TEXT EXCERPT
** Begin **
It is interesting to note that at first, [Dask has been created to handle data that is larger than memory, on a single computer](https://coiled.io/blog/history-dask/). It then was extended with Distributed to compute data in parallel over clusters of computers.

#### How does Dask scale and accelerate your data analysis?

[Dask proposes different abstractions to distribute your computation](https://docs.dask.org/en/stable/10-minutes-to-dask.html). In this _Dask Introduction_ section, we will focus on [Dask Array](https://docs.dask.org/en/stable/array.html) which is widely used in Pangeo ecosystem as a back end of Xarray.

As shown in the [previous section](./chunking_introduction.ipynb) Dask Array is based on chunks.
Chunks of a Dask Array are well-known Numpy arrays. By transforming big datasets to Dask Array, making use of chunk, a large array is handled as many smaller Numpy ones and we can compute each of these chunks independently.

![Dask and Numpy](https://examples.dask.org/_images/dask-array-black-text.svg)

<div class="alert alert-info">
    <i class="fa-check-circle fa" style="font-size: 22px;color:#666;"></i> <b>Note</b>
    <br>
    <ul>
        <li>`Xarray` uses Dask Arrays instead of Numpy when chunking is enabled, and thus all Xarray operations are performed through Dask, which enables distributed processing. </li>
    </ul>
</div>

#### How does Xarray with Dask distribute data analysis?

When we use chunks with `Xarray`, the real computation is only done when needed or asked for, usually when invoking `compute()` or `load()` functions. Dask generates a **task graph** describing the computations to be done. When using [Dask Distributed](https://distributed.dask.org/en/stable/) a **Scheduler** distributes these tasks across several **Workers**.

![Xarray with dask](../figures/dask-xarray-explained.png)

#### What is a Dask Distributed cluster ?

A Dask Distributed cluster is made of two main components:

- a Scheduler, responsible for handling computations graph and distributing tasks to Workers.
- One or several (up to 1000s) Workers, computing individual tasks and storing results and data into distributed memory (RAM and/or worker's local disk).

A user usually needs __Client__ and __Cluster__ objects as shown below to use Dask Distributed.    

![Dask Distributed Cluster](https://user-images.githubusercontent.com/306380/66413985-27111600-e9be-11e9-9995-8f418ff48f8a.png)

#### Where can we deploy a Dask distributed cluster?

[Dask distributed clusters can be deployed on your laptop or on distributed infrastructures (Cloud, HPC centers, Hadoop, etc.).](https://docs.dask.org/en/stable/deploying.html)  Dask distributed `Cluster` object is responsible of deploying and scaling a Dask Cluster on the underlying resources.

![Dask Cluster deployment](https://docs.dask.org/en/stable/_images/dask-cluster-manager.svg)
** End **
[Element box records]
** Begin **
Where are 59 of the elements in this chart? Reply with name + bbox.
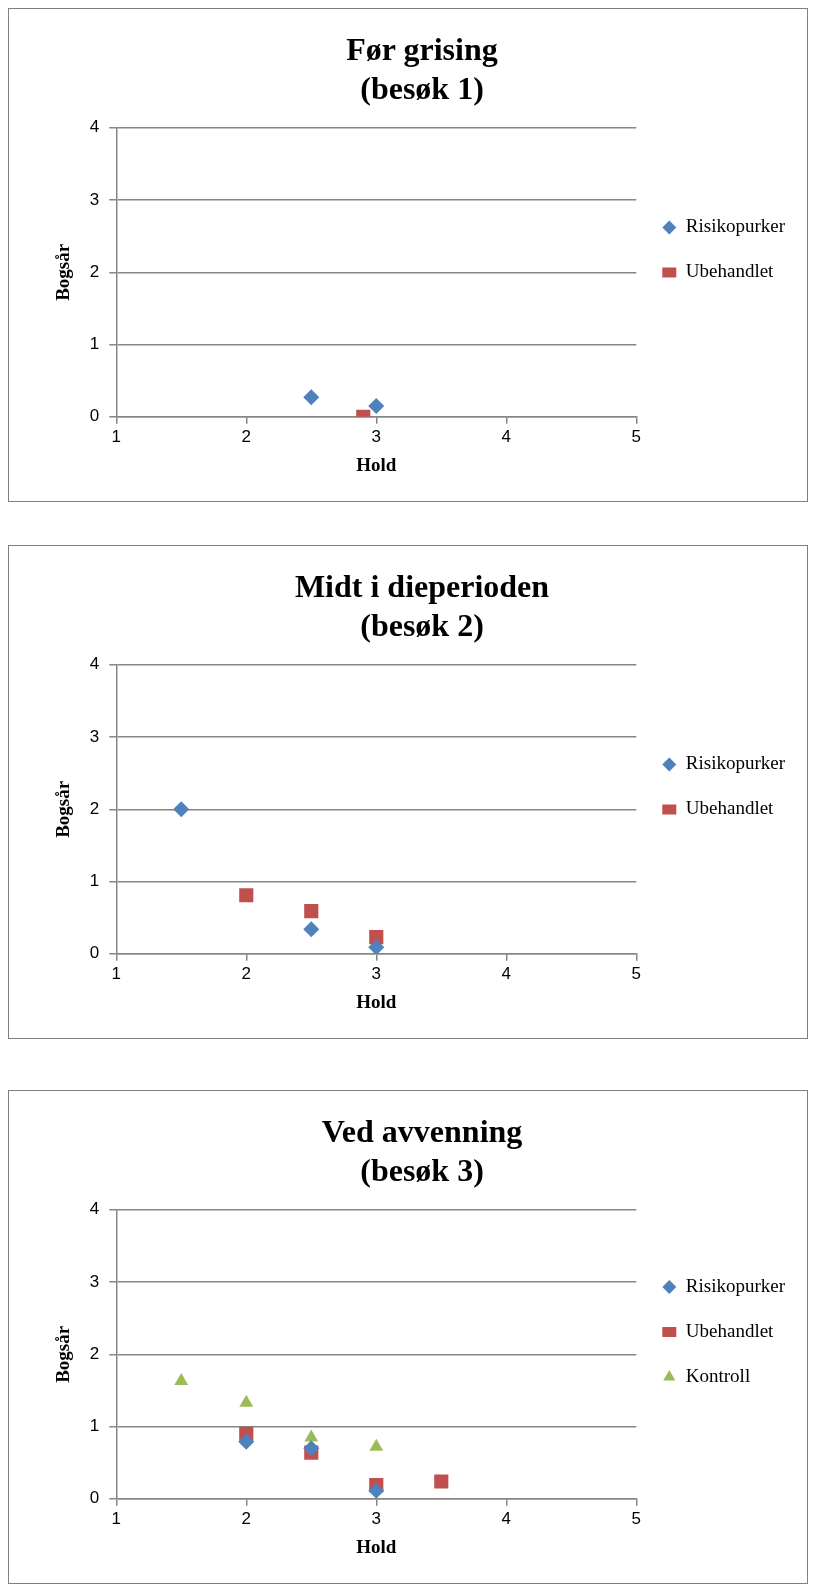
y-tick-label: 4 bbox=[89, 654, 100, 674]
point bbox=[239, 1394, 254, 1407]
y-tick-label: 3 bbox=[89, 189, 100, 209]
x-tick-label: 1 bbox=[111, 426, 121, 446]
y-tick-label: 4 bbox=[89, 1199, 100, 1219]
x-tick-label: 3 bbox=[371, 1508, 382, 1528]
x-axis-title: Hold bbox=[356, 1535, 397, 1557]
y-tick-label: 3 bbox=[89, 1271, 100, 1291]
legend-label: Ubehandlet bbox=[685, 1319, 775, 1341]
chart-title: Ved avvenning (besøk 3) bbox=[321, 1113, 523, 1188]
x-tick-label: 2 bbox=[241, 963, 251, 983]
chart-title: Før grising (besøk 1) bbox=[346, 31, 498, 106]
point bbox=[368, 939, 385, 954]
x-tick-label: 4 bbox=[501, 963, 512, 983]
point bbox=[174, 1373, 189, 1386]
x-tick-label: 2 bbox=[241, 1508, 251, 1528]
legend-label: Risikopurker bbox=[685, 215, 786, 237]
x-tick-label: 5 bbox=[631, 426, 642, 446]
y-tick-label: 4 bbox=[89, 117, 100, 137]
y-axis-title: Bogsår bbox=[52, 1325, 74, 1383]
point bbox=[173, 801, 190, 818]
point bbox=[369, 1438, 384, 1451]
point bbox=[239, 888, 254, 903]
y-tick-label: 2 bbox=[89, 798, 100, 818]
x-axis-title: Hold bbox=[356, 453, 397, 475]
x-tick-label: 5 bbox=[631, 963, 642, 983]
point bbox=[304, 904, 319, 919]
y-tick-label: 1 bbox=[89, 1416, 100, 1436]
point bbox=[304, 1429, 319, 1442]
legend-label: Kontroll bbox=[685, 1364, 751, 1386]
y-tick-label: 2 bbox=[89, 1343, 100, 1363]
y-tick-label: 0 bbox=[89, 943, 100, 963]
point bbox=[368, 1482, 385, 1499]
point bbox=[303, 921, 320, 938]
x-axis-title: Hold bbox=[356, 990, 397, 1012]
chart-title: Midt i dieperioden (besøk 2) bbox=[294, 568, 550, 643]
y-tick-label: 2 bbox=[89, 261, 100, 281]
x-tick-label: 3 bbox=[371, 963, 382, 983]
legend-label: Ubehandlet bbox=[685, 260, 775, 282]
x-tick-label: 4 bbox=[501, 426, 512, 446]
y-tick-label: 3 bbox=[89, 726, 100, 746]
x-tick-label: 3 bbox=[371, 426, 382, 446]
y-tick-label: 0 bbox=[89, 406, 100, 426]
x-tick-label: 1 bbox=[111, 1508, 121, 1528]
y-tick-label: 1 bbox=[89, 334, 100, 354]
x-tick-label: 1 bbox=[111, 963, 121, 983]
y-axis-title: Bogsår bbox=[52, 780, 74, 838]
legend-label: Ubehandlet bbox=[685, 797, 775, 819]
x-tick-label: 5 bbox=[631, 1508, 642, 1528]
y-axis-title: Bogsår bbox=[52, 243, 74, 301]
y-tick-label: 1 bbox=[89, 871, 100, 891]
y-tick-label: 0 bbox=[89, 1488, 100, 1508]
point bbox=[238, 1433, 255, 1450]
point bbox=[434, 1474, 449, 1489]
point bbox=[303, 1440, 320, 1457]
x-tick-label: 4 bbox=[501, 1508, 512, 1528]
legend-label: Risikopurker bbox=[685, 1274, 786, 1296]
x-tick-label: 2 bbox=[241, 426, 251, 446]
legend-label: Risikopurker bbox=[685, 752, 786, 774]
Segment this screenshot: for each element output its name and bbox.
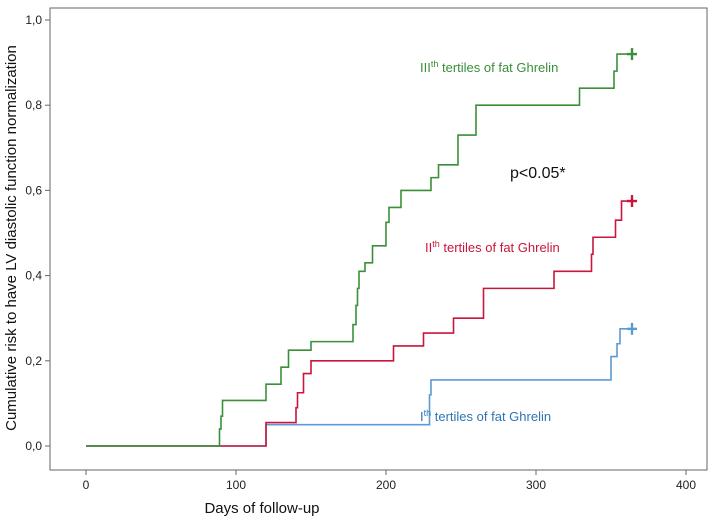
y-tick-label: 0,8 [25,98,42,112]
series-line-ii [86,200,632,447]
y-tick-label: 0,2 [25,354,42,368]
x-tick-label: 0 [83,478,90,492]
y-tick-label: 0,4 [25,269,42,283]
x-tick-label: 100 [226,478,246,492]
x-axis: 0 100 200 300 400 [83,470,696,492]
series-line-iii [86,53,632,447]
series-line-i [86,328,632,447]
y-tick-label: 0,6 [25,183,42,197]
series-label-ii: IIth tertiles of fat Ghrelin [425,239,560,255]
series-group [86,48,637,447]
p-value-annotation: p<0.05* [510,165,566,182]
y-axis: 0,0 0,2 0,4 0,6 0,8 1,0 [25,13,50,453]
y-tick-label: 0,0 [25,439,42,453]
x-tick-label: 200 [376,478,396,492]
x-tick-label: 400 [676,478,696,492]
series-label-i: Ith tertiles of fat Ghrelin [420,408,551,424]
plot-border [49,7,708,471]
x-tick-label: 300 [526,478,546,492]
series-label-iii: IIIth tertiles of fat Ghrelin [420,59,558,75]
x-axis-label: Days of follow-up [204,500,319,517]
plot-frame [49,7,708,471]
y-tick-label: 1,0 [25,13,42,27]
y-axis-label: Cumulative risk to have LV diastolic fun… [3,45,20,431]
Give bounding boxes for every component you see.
** End **
WORK INSTRUCTIONS
According to the Dask text, what are the two main components of a Dask Distributed cluster?

PROBLEM SOLUTION
A Scheduler and one or several Workers.